Output every entry exactly as written.

[Dataset records]

--------

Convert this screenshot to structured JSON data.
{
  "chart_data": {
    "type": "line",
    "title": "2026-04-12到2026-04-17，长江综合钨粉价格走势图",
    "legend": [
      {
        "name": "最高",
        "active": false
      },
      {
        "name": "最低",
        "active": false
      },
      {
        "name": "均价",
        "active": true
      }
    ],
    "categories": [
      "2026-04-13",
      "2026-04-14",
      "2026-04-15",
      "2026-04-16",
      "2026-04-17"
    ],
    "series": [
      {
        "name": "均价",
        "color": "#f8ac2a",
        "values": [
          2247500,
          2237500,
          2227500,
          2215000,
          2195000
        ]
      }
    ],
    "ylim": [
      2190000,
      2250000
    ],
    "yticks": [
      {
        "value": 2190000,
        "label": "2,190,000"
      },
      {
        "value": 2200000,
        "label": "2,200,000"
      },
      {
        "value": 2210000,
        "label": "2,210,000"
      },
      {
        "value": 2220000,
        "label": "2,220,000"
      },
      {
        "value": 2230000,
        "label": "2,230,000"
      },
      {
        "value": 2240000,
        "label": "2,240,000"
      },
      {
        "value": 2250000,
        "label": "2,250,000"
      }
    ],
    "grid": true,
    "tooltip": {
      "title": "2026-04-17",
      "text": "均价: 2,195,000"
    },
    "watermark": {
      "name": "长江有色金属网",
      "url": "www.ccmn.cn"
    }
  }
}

--------

**Final result**
Convert this screenshot to structured JSON data.
{
  "chart_data": {
    "type": "line",
    "title": "2026-04-12到2026-04-17，长江综合钨粉价格走势图",
    "legend": [
      {
        "name": "最高",
        "active": false
      },
      {
        "name": "最低",
        "active": false
      },
      {
        "name": "均价",
        "active": true
      }
    ],
    "categories": [
      "2026-04-13",
      "2026-04-14",
      "2026-04-15",
      "2026-04-16",
      "2026-04-17"
    ],
    "series": [
      {
        "name": "均价",
        "color": "#f8ac2a",
        "values": [
          2247500,
          2237500,
          2227500,
          2215000,
          2195000
        ]
      }
    ],
    "ylim": [
      2190000,
      2250000
    ],
    "yticks": [
      {
        "value": 2190000,
        "label": "2,190,000"
      },
      {
        "value": 2200000,
        "label": "2,200,000"
      },
      {
        "value": 2210000,
        "label": "2,210,000"
      },
      {
        "value": 2220000,
        "label": "2,220,000"
      },
      {
        "value": 2230000,
        "label": "2,230,000"
      },
      {
        "value": 2240000,
        "label": "2,240,000"
      },
      {
        "value": 2250000,
        "label": "2,250,000"
      }
    ],
    "grid": true,
    "tooltip": {
      "title": "2026-04-17",
      "text": "均价: 2,195,000"
    },
    "watermark": {
      "name": "长江有色金属网",
      "url": "www.ccmn.cn"
    }
  }
}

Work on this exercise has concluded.